● WORK TO DO
Your task is to give the data again, exactly, with every line intact.

-*-*-

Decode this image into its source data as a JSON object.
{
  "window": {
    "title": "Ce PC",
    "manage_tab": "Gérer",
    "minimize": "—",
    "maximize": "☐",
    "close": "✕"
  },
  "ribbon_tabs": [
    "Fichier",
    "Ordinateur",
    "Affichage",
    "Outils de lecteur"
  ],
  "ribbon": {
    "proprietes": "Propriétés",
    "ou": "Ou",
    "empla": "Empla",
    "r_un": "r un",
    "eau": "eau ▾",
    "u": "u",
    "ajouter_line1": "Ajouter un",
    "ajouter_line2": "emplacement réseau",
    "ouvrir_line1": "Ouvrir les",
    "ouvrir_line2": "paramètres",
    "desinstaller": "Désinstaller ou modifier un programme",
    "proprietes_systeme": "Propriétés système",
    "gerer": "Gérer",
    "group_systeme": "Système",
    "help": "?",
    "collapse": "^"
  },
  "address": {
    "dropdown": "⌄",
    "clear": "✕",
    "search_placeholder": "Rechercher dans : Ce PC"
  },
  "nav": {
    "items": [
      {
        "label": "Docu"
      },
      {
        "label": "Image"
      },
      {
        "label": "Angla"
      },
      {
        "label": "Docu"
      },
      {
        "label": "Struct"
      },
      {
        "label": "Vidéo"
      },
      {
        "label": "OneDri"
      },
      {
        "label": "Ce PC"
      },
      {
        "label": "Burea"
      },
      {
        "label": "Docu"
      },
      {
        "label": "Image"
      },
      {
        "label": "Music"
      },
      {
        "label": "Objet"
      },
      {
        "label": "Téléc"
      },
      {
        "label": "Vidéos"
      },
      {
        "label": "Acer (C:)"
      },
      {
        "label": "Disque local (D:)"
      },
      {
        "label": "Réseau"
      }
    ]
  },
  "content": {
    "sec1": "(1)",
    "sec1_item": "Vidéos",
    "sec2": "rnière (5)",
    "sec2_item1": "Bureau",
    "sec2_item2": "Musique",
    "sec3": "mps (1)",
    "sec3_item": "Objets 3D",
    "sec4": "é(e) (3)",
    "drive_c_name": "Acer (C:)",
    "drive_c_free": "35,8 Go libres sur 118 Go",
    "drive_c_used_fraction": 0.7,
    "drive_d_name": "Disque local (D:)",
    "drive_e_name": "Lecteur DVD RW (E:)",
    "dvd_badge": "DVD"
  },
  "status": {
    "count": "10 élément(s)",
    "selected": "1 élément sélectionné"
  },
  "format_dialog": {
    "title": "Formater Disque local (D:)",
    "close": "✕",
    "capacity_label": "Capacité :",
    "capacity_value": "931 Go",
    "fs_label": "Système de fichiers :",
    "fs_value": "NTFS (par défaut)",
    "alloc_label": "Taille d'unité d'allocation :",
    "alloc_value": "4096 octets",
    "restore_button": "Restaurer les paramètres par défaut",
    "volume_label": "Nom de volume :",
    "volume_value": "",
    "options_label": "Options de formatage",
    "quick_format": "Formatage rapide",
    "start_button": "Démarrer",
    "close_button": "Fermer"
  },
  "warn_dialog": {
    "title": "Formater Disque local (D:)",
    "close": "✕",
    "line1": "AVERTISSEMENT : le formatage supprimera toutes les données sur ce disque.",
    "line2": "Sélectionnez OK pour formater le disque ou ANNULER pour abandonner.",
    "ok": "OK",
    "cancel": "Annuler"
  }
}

-*-*-

● ANSWER
Decode this image into its source data as a JSON object.
{
  "window": {
    "title": "Ce PC",
    "manage_tab": "Gérer",
    "minimize": "—",
    "maximize": "☐",
    "close": "✕"
  },
  "ribbon_tabs": [
    "Fichier",
    "Ordinateur",
    "Affichage",
    "Outils de lecteur"
  ],
  "ribbon": {
    "proprietes": "Propriétés",
    "ou": "Ou",
    "empla": "Empla",
    "r_un": "r un",
    "eau": "eau ▾",
    "u": "u",
    "ajouter_line1": "Ajouter un",
    "ajouter_line2": "emplacement réseau",
    "ouvrir_line1": "Ouvrir les",
    "ouvrir_line2": "paramètres",
    "desinstaller": "Désinstaller ou modifier un programme",
    "proprietes_systeme": "Propriétés système",
    "gerer": "Gérer",
    "group_systeme": "Système",
    "help": "?",
    "collapse": "^"
  },
  "address": {
    "dropdown": "⌄",
    "clear": "✕",
    "search_placeholder": "Rechercher dans : Ce PC"
  },
  "nav": {
    "items": [
      {
        "label": "Docu"
      },
      {
        "label": "Image"
      },
      {
        "label": "Angla"
      },
      {
        "label": "Docu"
      },
      {
        "label": "Struct"
      },
      {
        "label": "Vidéo"
      },
      {
        "label": "OneDri"
      },
      {
        "label": "Ce PC"
      },
      {
        "label": "Burea"
      },
      {
        "label": "Docu"
      },
      {
        "label": "Image"
      },
      {
        "label": "Music"
      },
      {
        "label": "Objet"
      },
      {
        "label": "Téléc"
      },
      {
        "label": "Vidéos"
      },
      {
        "label": "Acer (C:)"
      },
      {
        "label": "Disque local (D:)"
      },
      {
        "label": "Réseau"
      }
    ]
  },
  "content": {
    "sec1": "(1)",
    "sec1_item": "Vidéos",
    "sec2": "rnière (5)",
    "sec2_item1": "Bureau",
    "sec2_item2": "Musique",
    "sec3": "mps (1)",
    "sec3_item": "Objets 3D",
    "sec4": "é(e) (3)",
    "drive_c_name": "Acer (C:)",
    "drive_c_free": "35,8 Go libres sur 118 Go",
    "drive_c_used_fraction": 0.7,
    "drive_d_name": "Disque local (D:)",
    "drive_e_name": "Lecteur DVD RW (E:)",
    "dvd_badge": "DVD"
  },
  "status": {
    "count": "10 élément(s)",
    "selected": "1 élément sélectionné"
  },
  "format_dialog": {
    "title": "Formater Disque local (D:)",
    "close": "✕",
    "capacity_label": "Capacité :",
    "capacity_value": "931 Go",
    "fs_label": "Système de fichiers :",
    "fs_value": "NTFS (par défaut)",
    "alloc_label": "Taille d'unité d'allocation :",
    "alloc_value": "4096 octets",
    "restore_button": "Restaurer les paramètres par défaut",
    "volume_label": "Nom de volume :",
    "volume_value": "",
    "options_label": "Options de formatage",
    "quick_format": "Formatage rapide",
    "start_button": "Démarrer",
    "close_button": "Fermer"
  },
  "warn_dialog": {
    "title": "Formater Disque local (D:)",
    "close": "✕",
    "line1": "AVERTISSEMENT : le formatage supprimera toutes les données sur ce disque.",
    "line2": "Sélectionnez OK pour formater le disque ou ANNULER pour abandonner.",
    "ok": "OK",
    "cancel": "Annuler"
  }
}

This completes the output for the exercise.